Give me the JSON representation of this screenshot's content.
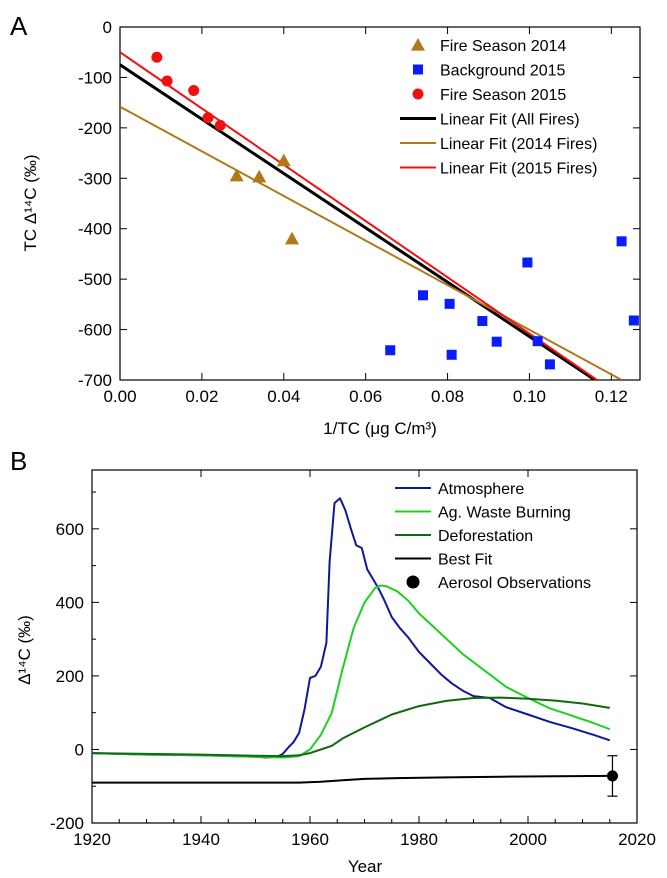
{
  "panels": {
    "a": {
      "letter": "A"
    },
    "b": {
      "letter": "B"
    }
  },
  "chart_data": [
    {
      "type": "scatter",
      "panel": "A",
      "xlabel": "1/TC (μg C/m³)",
      "ylabel": "TC Δ¹⁴C (‰)",
      "xlim": [
        0.0,
        0.127
      ],
      "ylim": [
        -700,
        0
      ],
      "xticks": [
        0.0,
        0.02,
        0.04,
        0.06,
        0.08,
        0.1,
        0.12
      ],
      "xtick_labels": [
        "0.00",
        "0.02",
        "0.04",
        "0.06",
        "0.08",
        "0.10",
        "0.12"
      ],
      "yticks": [
        0,
        -100,
        -200,
        -300,
        -400,
        -500,
        -600,
        -700
      ],
      "ytick_labels": [
        "0",
        "-100",
        "-200",
        "-300",
        "-400",
        "-500",
        "-600",
        "-700"
      ],
      "grid": false,
      "legend_position": "top-right",
      "series": [
        {
          "name": "Fire Season 2014",
          "kind": "points",
          "marker": "triangle",
          "color": "#b07818",
          "points": [
            [
              0.0285,
              -295
            ],
            [
              0.034,
              -297
            ],
            [
              0.04,
              -265
            ],
            [
              0.042,
              -420
            ]
          ]
        },
        {
          "name": "Background 2015",
          "kind": "points",
          "marker": "square",
          "color": "#0a1cff",
          "points": [
            [
              0.066,
              -641
            ],
            [
              0.074,
              -532
            ],
            [
              0.0805,
              -549
            ],
            [
              0.081,
              -650
            ],
            [
              0.0885,
              -583
            ],
            [
              0.092,
              -624
            ],
            [
              0.0995,
              -467
            ],
            [
              0.102,
              -623
            ],
            [
              0.105,
              -669
            ],
            [
              0.1225,
              -425
            ],
            [
              0.1255,
              -582
            ]
          ]
        },
        {
          "name": "Fire Season 2015",
          "kind": "points",
          "marker": "circle",
          "color": "#f01010",
          "points": [
            [
              0.009,
              -60
            ],
            [
              0.0115,
              -107
            ],
            [
              0.018,
              -126
            ],
            [
              0.0215,
              -180
            ],
            [
              0.0245,
              -195
            ]
          ]
        },
        {
          "name": "Linear Fit (All Fires)",
          "kind": "line",
          "color": "#000000",
          "width": 3,
          "points": [
            [
              0.0,
              -75
            ],
            [
              0.116,
              -700
            ]
          ]
        },
        {
          "name": "Linear Fit (2014 Fires)",
          "kind": "line",
          "color": "#b07818",
          "width": 2,
          "points": [
            [
              0.0,
              -158
            ],
            [
              0.1225,
              -700
            ]
          ]
        },
        {
          "name": "Linear Fit (2015 Fires)",
          "kind": "line",
          "color": "#f01010",
          "width": 2,
          "points": [
            [
              0.0,
              -50
            ],
            [
              0.1165,
              -700
            ]
          ]
        }
      ]
    },
    {
      "type": "line",
      "panel": "B",
      "xlabel": "Year",
      "ylabel": "Δ¹⁴C (‰)",
      "xlim": [
        1920,
        2020
      ],
      "ylim": [
        -200,
        760
      ],
      "xticks": [
        1920,
        1940,
        1960,
        1980,
        2000,
        2020
      ],
      "xtick_labels": [
        "1920",
        "1940",
        "1960",
        "1980",
        "2000",
        "2020"
      ],
      "yticks": [
        -200,
        0,
        200,
        400,
        600
      ],
      "ytick_labels": [
        "-200",
        "0",
        "200",
        "400",
        "600"
      ],
      "grid": false,
      "legend_position": "top-right",
      "series": [
        {
          "name": "Atmosphere",
          "kind": "line",
          "color": "#10189a",
          "width": 2,
          "points": [
            [
              1920,
              -10
            ],
            [
              1930,
              -14
            ],
            [
              1940,
              -16
            ],
            [
              1950,
              -20
            ],
            [
              1952,
              -22
            ],
            [
              1954,
              -20
            ],
            [
              1955,
              -12
            ],
            [
              1956,
              5
            ],
            [
              1957,
              20
            ],
            [
              1958,
              45
            ],
            [
              1959,
              110
            ],
            [
              1960,
              195
            ],
            [
              1961,
              200
            ],
            [
              1962,
              225
            ],
            [
              1963,
              290
            ],
            [
              1963.6,
              510
            ],
            [
              1964.5,
              670
            ],
            [
              1965.5,
              683
            ],
            [
              1966.5,
              650
            ],
            [
              1967.5,
              600
            ],
            [
              1968.5,
              555
            ],
            [
              1969.5,
              548
            ],
            [
              1970.5,
              490
            ],
            [
              1971.5,
              465
            ],
            [
              1972.5,
              440
            ],
            [
              1973.5,
              410
            ],
            [
              1975,
              360
            ],
            [
              1976.5,
              330
            ],
            [
              1978,
              305
            ],
            [
              1980,
              265
            ],
            [
              1982,
              235
            ],
            [
              1984,
              205
            ],
            [
              1986,
              180
            ],
            [
              1988,
              160
            ],
            [
              1990,
              145
            ],
            [
              1993,
              140
            ],
            [
              1996,
              115
            ],
            [
              2000,
              95
            ],
            [
              2004,
              75
            ],
            [
              2008,
              58
            ],
            [
              2012,
              40
            ],
            [
              2015,
              25
            ]
          ]
        },
        {
          "name": "Ag. Waste Burning",
          "kind": "line",
          "color": "#20d020",
          "width": 2,
          "points": [
            [
              1920,
              -10
            ],
            [
              1930,
              -14
            ],
            [
              1940,
              -16
            ],
            [
              1950,
              -20
            ],
            [
              1955,
              -22
            ],
            [
              1958,
              -18
            ],
            [
              1960,
              0
            ],
            [
              1962,
              40
            ],
            [
              1964,
              100
            ],
            [
              1966,
              220
            ],
            [
              1968,
              330
            ],
            [
              1970,
              400
            ],
            [
              1972,
              440
            ],
            [
              1973,
              446
            ],
            [
              1974,
              444
            ],
            [
              1976,
              430
            ],
            [
              1978,
              405
            ],
            [
              1980,
              370
            ],
            [
              1984,
              315
            ],
            [
              1988,
              260
            ],
            [
              1992,
              215
            ],
            [
              1996,
              170
            ],
            [
              2000,
              140
            ],
            [
              2004,
              112
            ],
            [
              2008,
              92
            ],
            [
              2012,
              72
            ],
            [
              2015,
              55
            ]
          ]
        },
        {
          "name": "Deforestation",
          "kind": "line",
          "color": "#106810",
          "width": 2,
          "points": [
            [
              1920,
              -10
            ],
            [
              1930,
              -12
            ],
            [
              1940,
              -14
            ],
            [
              1950,
              -17
            ],
            [
              1955,
              -18
            ],
            [
              1958,
              -16
            ],
            [
              1960,
              -10
            ],
            [
              1962,
              0
            ],
            [
              1964,
              10
            ],
            [
              1966,
              30
            ],
            [
              1970,
              60
            ],
            [
              1975,
              95
            ],
            [
              1980,
              118
            ],
            [
              1985,
              132
            ],
            [
              1990,
              140
            ],
            [
              1995,
              141
            ],
            [
              2000,
              138
            ],
            [
              2005,
              133
            ],
            [
              2010,
              125
            ],
            [
              2015,
              113
            ]
          ]
        },
        {
          "name": "Best Fit",
          "kind": "line",
          "color": "#000000",
          "width": 2,
          "points": [
            [
              1920,
              -90
            ],
            [
              1940,
              -90
            ],
            [
              1958,
              -90
            ],
            [
              1962,
              -88
            ],
            [
              1966,
              -84
            ],
            [
              1970,
              -80
            ],
            [
              1976,
              -78
            ],
            [
              1985,
              -76
            ],
            [
              1995,
              -74
            ],
            [
              2005,
              -73
            ],
            [
              2015,
              -72
            ]
          ]
        },
        {
          "name": "Aerosol Observations",
          "kind": "points",
          "marker": "circle",
          "color": "#000000",
          "points": [
            [
              2015.5,
              -72
            ]
          ],
          "error": [
            55
          ]
        }
      ]
    }
  ]
}
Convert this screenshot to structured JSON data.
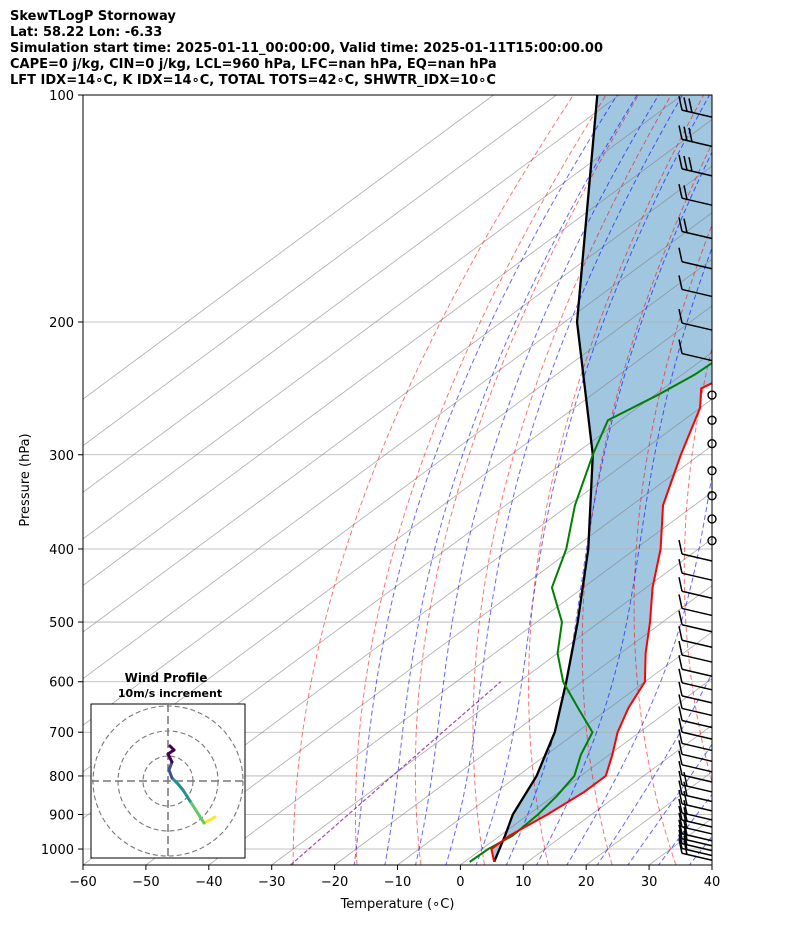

* _EXERCISE_
Your task is to set down the records shown above exactly, minus any pictures.

* _OUTPUT BELOW_
Give me the JSON representation of this screenshot's content.
{
  "panels": {
    "a": {
      "letter": "A"
    },
    "b": {
      "letter": "B"
    }
  },
  "chart_data": [
    {
      "type": "scatter",
      "panel": "A",
      "xlabel": "1/TC (μg C/m³)",
      "ylabel": "TC Δ¹⁴C (‰)",
      "xlim": [
        0.0,
        0.127
      ],
      "ylim": [
        -700,
        0
      ],
      "xticks": [
        0.0,
        0.02,
        0.04,
        0.06,
        0.08,
        0.1,
        0.12
      ],
      "xtick_labels": [
        "0.00",
        "0.02",
        "0.04",
        "0.06",
        "0.08",
        "0.10",
        "0.12"
      ],
      "yticks": [
        0,
        -100,
        -200,
        -300,
        -400,
        -500,
        -600,
        -700
      ],
      "ytick_labels": [
        "0",
        "-100",
        "-200",
        "-300",
        "-400",
        "-500",
        "-600",
        "-700"
      ],
      "grid": false,
      "legend_position": "top-right",
      "series": [
        {
          "name": "Fire Season 2014",
          "kind": "points",
          "marker": "triangle",
          "color": "#b07818",
          "points": [
            [
              0.0285,
              -295
            ],
            [
              0.034,
              -297
            ],
            [
              0.04,
              -265
            ],
            [
              0.042,
              -420
            ]
          ]
        },
        {
          "name": "Background 2015",
          "kind": "points",
          "marker": "square",
          "color": "#0a1cff",
          "points": [
            [
              0.066,
              -641
            ],
            [
              0.074,
              -532
            ],
            [
              0.0805,
              -549
            ],
            [
              0.081,
              -650
            ],
            [
              0.0885,
              -583
            ],
            [
              0.092,
              -624
            ],
            [
              0.0995,
              -467
            ],
            [
              0.102,
              -623
            ],
            [
              0.105,
              -669
            ],
            [
              0.1225,
              -425
            ],
            [
              0.1255,
              -582
            ]
          ]
        },
        {
          "name": "Fire Season 2015",
          "kind": "points",
          "marker": "circle",
          "color": "#f01010",
          "points": [
            [
              0.009,
              -60
            ],
            [
              0.0115,
              -107
            ],
            [
              0.018,
              -126
            ],
            [
              0.0215,
              -180
            ],
            [
              0.0245,
              -195
            ]
          ]
        },
        {
          "name": "Linear Fit (All Fires)",
          "kind": "line",
          "color": "#000000",
          "width": 3,
          "points": [
            [
              0.0,
              -75
            ],
            [
              0.116,
              -700
            ]
          ]
        },
        {
          "name": "Linear Fit (2014 Fires)",
          "kind": "line",
          "color": "#b07818",
          "width": 2,
          "points": [
            [
              0.0,
              -158
            ],
            [
              0.1225,
              -700
            ]
          ]
        },
        {
          "name": "Linear Fit (2015 Fires)",
          "kind": "line",
          "color": "#f01010",
          "width": 2,
          "points": [
            [
              0.0,
              -50
            ],
            [
              0.1165,
              -700
            ]
          ]
        }
      ]
    },
    {
      "type": "line",
      "panel": "B",
      "xlabel": "Year",
      "ylabel": "Δ¹⁴C (‰)",
      "xlim": [
        1920,
        2020
      ],
      "ylim": [
        -200,
        760
      ],
      "xticks": [
        1920,
        1940,
        1960,
        1980,
        2000,
        2020
      ],
      "xtick_labels": [
        "1920",
        "1940",
        "1960",
        "1980",
        "2000",
        "2020"
      ],
      "yticks": [
        -200,
        0,
        200,
        400,
        600
      ],
      "ytick_labels": [
        "-200",
        "0",
        "200",
        "400",
        "600"
      ],
      "grid": false,
      "legend_position": "top-right",
      "series": [
        {
          "name": "Atmosphere",
          "kind": "line",
          "color": "#10189a",
          "width": 2,
          "points": [
            [
              1920,
              -10
            ],
            [
              1930,
              -14
            ],
            [
              1940,
              -16
            ],
            [
              1950,
              -20
            ],
            [
              1952,
              -22
            ],
            [
              1954,
              -20
            ],
            [
              1955,
              -12
            ],
            [
              1956,
              5
            ],
            [
              1957,
              20
            ],
            [
              1958,
              45
            ],
            [
              1959,
              110
            ],
            [
              1960,
              195
            ],
            [
              1961,
              200
            ],
            [
              1962,
              225
            ],
            [
              1963,
              290
            ],
            [
              1963.6,
              510
            ],
            [
              1964.5,
              670
            ],
            [
              1965.5,
              683
            ],
            [
              1966.5,
              650
            ],
            [
              1967.5,
              600
            ],
            [
              1968.5,
              555
            ],
            [
              1969.5,
              548
            ],
            [
              1970.5,
              490
            ],
            [
              1971.5,
              465
            ],
            [
              1972.5,
              440
            ],
            [
              1973.5,
              410
            ],
            [
              1975,
              360
            ],
            [
              1976.5,
              330
            ],
            [
              1978,
              305
            ],
            [
              1980,
              265
            ],
            [
              1982,
              235
            ],
            [
              1984,
              205
            ],
            [
              1986,
              180
            ],
            [
              1988,
              160
            ],
            [
              1990,
              145
            ],
            [
              1993,
              140
            ],
            [
              1996,
              115
            ],
            [
              2000,
              95
            ],
            [
              2004,
              75
            ],
            [
              2008,
              58
            ],
            [
              2012,
              40
            ],
            [
              2015,
              25
            ]
          ]
        },
        {
          "name": "Ag. Waste Burning",
          "kind": "line",
          "color": "#20d020",
          "width": 2,
          "points": [
            [
              1920,
              -10
            ],
            [
              1930,
              -14
            ],
            [
              1940,
              -16
            ],
            [
              1950,
              -20
            ],
            [
              1955,
              -22
            ],
            [
              1958,
              -18
            ],
            [
              1960,
              0
            ],
            [
              1962,
              40
            ],
            [
              1964,
              100
            ],
            [
              1966,
              220
            ],
            [
              1968,
              330
            ],
            [
              1970,
              400
            ],
            [
              1972,
              440
            ],
            [
              1973,
              446
            ],
            [
              1974,
              444
            ],
            [
              1976,
              430
            ],
            [
              1978,
              405
            ],
            [
              1980,
              370
            ],
            [
              1984,
              315
            ],
            [
              1988,
              260
            ],
            [
              1992,
              215
            ],
            [
              1996,
              170
            ],
            [
              2000,
              140
            ],
            [
              2004,
              112
            ],
            [
              2008,
              92
            ],
            [
              2012,
              72
            ],
            [
              2015,
              55
            ]
          ]
        },
        {
          "name": "Deforestation",
          "kind": "line",
          "color": "#106810",
          "width": 2,
          "points": [
            [
              1920,
              -10
            ],
            [
              1930,
              -12
            ],
            [
              1940,
              -14
            ],
            [
              1950,
              -17
            ],
            [
              1955,
              -18
            ],
            [
              1958,
              -16
            ],
            [
              1960,
              -10
            ],
            [
              1962,
              0
            ],
            [
              1964,
              10
            ],
            [
              1966,
              30
            ],
            [
              1970,
              60
            ],
            [
              1975,
              95
            ],
            [
              1980,
              118
            ],
            [
              1985,
              132
            ],
            [
              1990,
              140
            ],
            [
              1995,
              141
            ],
            [
              2000,
              138
            ],
            [
              2005,
              133
            ],
            [
              2010,
              125
            ],
            [
              2015,
              113
            ]
          ]
        },
        {
          "name": "Best Fit",
          "kind": "line",
          "color": "#000000",
          "width": 2,
          "points": [
            [
              1920,
              -90
            ],
            [
              1940,
              -90
            ],
            [
              1958,
              -90
            ],
            [
              1962,
              -88
            ],
            [
              1966,
              -84
            ],
            [
              1970,
              -80
            ],
            [
              1976,
              -78
            ],
            [
              1985,
              -76
            ],
            [
              1995,
              -74
            ],
            [
              2005,
              -73
            ],
            [
              2015,
              -72
            ]
          ]
        },
        {
          "name": "Aerosol Observations",
          "kind": "points",
          "marker": "circle",
          "color": "#000000",
          "points": [
            [
              2015.5,
              -72
            ]
          ],
          "error": [
            55
          ]
        }
      ]
    }
  ]
}
Convert this screenshot to structured JSON data.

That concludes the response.